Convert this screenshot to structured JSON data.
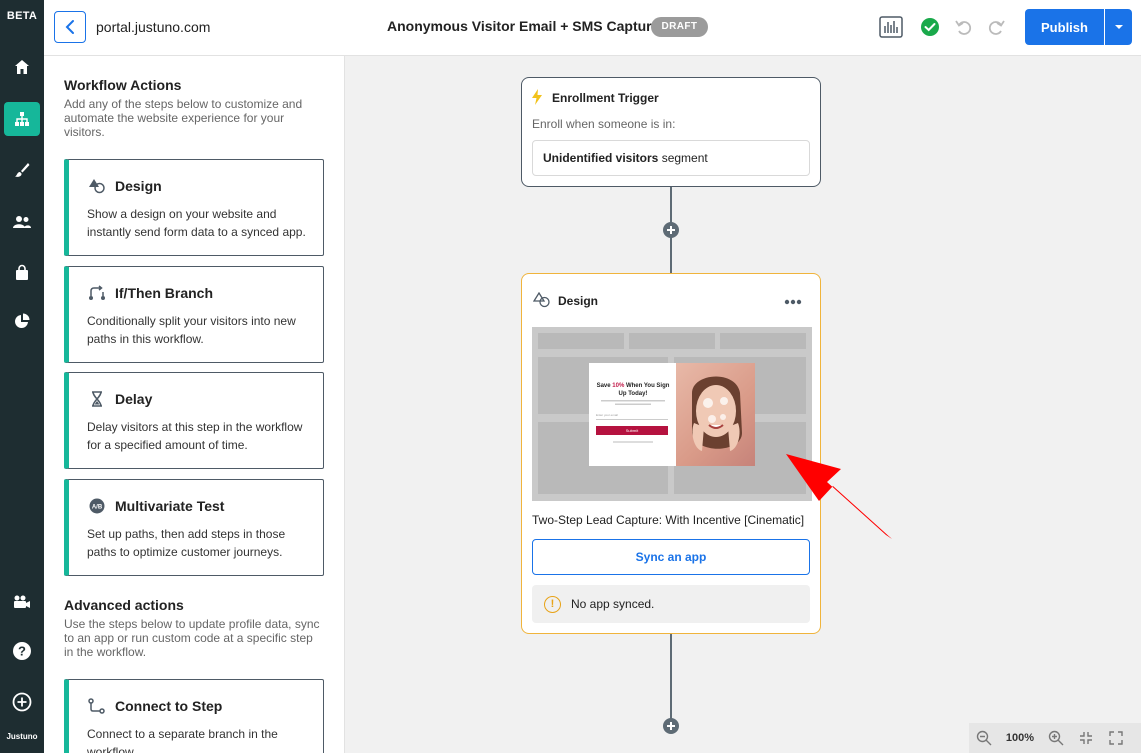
{
  "rail": {
    "badge": "BETA",
    "items": [
      {
        "icon": "home-icon"
      },
      {
        "icon": "workflow-icon",
        "active": true
      },
      {
        "icon": "brush-icon"
      },
      {
        "icon": "users-icon"
      },
      {
        "icon": "shopping-bag-icon"
      },
      {
        "icon": "pie-chart-icon"
      }
    ],
    "bottom_items": [
      {
        "icon": "video-camera-icon"
      },
      {
        "icon": "help-icon"
      },
      {
        "icon": "add-icon"
      }
    ],
    "logo": "Justuno"
  },
  "topbar": {
    "url": "portal.justuno.com",
    "title": "Anonymous Visitor Email + SMS Capture",
    "status_badge": "DRAFT",
    "publish_label": "Publish"
  },
  "panel": {
    "workflow_actions": {
      "title": "Workflow Actions",
      "description": "Add any of the steps below to customize and automate the website experience for your visitors.",
      "cards": [
        {
          "icon": "shapes-icon",
          "title": "Design",
          "description": "Show a design on your website and instantly send form data to a synced app."
        },
        {
          "icon": "branch-icon",
          "title": "If/Then Branch",
          "description": "Conditionally split your visitors into new paths in this workflow."
        },
        {
          "icon": "hourglass-icon",
          "title": "Delay",
          "description": "Delay visitors at this step in the workflow for a specified amount of time."
        },
        {
          "icon": "ab-test-icon",
          "title": "Multivariate Test",
          "description": "Set up paths, then add steps in those paths to optimize customer journeys."
        }
      ]
    },
    "advanced_actions": {
      "title": "Advanced actions",
      "description": "Use the steps below to update profile data, sync to an app or run custom code at a specific step in the workflow.",
      "cards": [
        {
          "icon": "connect-icon",
          "title": "Connect to Step",
          "description": "Connect to a separate branch in the workflow."
        }
      ]
    }
  },
  "canvas": {
    "trigger": {
      "title": "Enrollment Trigger",
      "description": "Enroll when someone is in:",
      "segment_bold": "Unidentified visitors",
      "segment_rest": " segment"
    },
    "design_node": {
      "title": "Design",
      "design_name": "Two-Step Lead Capture: With Incentive [Cinematic]",
      "sync_label": "Sync an app",
      "no_sync_text": "No app synced.",
      "preview": {
        "headline_a": "Save ",
        "headline_pct": "10%",
        "headline_b": " When You Sign Up Today!",
        "input_placeholder": "Enter your email",
        "button": "Submit"
      }
    },
    "zoom": "100%"
  },
  "colors": {
    "rail_bg": "#1e2d31",
    "accent_teal": "#16b79a",
    "primary_blue": "#1a73e8",
    "node_border_design": "#f0b43c",
    "arrow_red": "#ff0000"
  }
}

+-------+

◆ **Task**
All the records above need to be given again word for word. Skip the pictures.

◆ **Response to this task**
Convert this screenshot to structured JSON data.
{
  "rail": {
    "badge": "BETA",
    "items": [
      {
        "icon": "home-icon"
      },
      {
        "icon": "workflow-icon",
        "active": true
      },
      {
        "icon": "brush-icon"
      },
      {
        "icon": "users-icon"
      },
      {
        "icon": "shopping-bag-icon"
      },
      {
        "icon": "pie-chart-icon"
      }
    ],
    "bottom_items": [
      {
        "icon": "video-camera-icon"
      },
      {
        "icon": "help-icon"
      },
      {
        "icon": "add-icon"
      }
    ],
    "logo": "Justuno"
  },
  "topbar": {
    "url": "portal.justuno.com",
    "title": "Anonymous Visitor Email + SMS Capture",
    "status_badge": "DRAFT",
    "publish_label": "Publish"
  },
  "panel": {
    "workflow_actions": {
      "title": "Workflow Actions",
      "description": "Add any of the steps below to customize and automate the website experience for your visitors.",
      "cards": [
        {
          "icon": "shapes-icon",
          "title": "Design",
          "description": "Show a design on your website and instantly send form data to a synced app."
        },
        {
          "icon": "branch-icon",
          "title": "If/Then Branch",
          "description": "Conditionally split your visitors into new paths in this workflow."
        },
        {
          "icon": "hourglass-icon",
          "title": "Delay",
          "description": "Delay visitors at this step in the workflow for a specified amount of time."
        },
        {
          "icon": "ab-test-icon",
          "title": "Multivariate Test",
          "description": "Set up paths, then add steps in those paths to optimize customer journeys."
        }
      ]
    },
    "advanced_actions": {
      "title": "Advanced actions",
      "description": "Use the steps below to update profile data, sync to an app or run custom code at a specific step in the workflow.",
      "cards": [
        {
          "icon": "connect-icon",
          "title": "Connect to Step",
          "description": "Connect to a separate branch in the workflow."
        }
      ]
    }
  },
  "canvas": {
    "trigger": {
      "title": "Enrollment Trigger",
      "description": "Enroll when someone is in:",
      "segment_bold": "Unidentified visitors",
      "segment_rest": " segment"
    },
    "design_node": {
      "title": "Design",
      "design_name": "Two-Step Lead Capture: With Incentive [Cinematic]",
      "sync_label": "Sync an app",
      "no_sync_text": "No app synced.",
      "preview": {
        "headline_a": "Save ",
        "headline_pct": "10%",
        "headline_b": " When You Sign Up Today!",
        "input_placeholder": "Enter your email",
        "button": "Submit"
      }
    },
    "zoom": "100%"
  },
  "colors": {
    "rail_bg": "#1e2d31",
    "accent_teal": "#16b79a",
    "primary_blue": "#1a73e8",
    "node_border_design": "#f0b43c",
    "arrow_red": "#ff0000"
  }
}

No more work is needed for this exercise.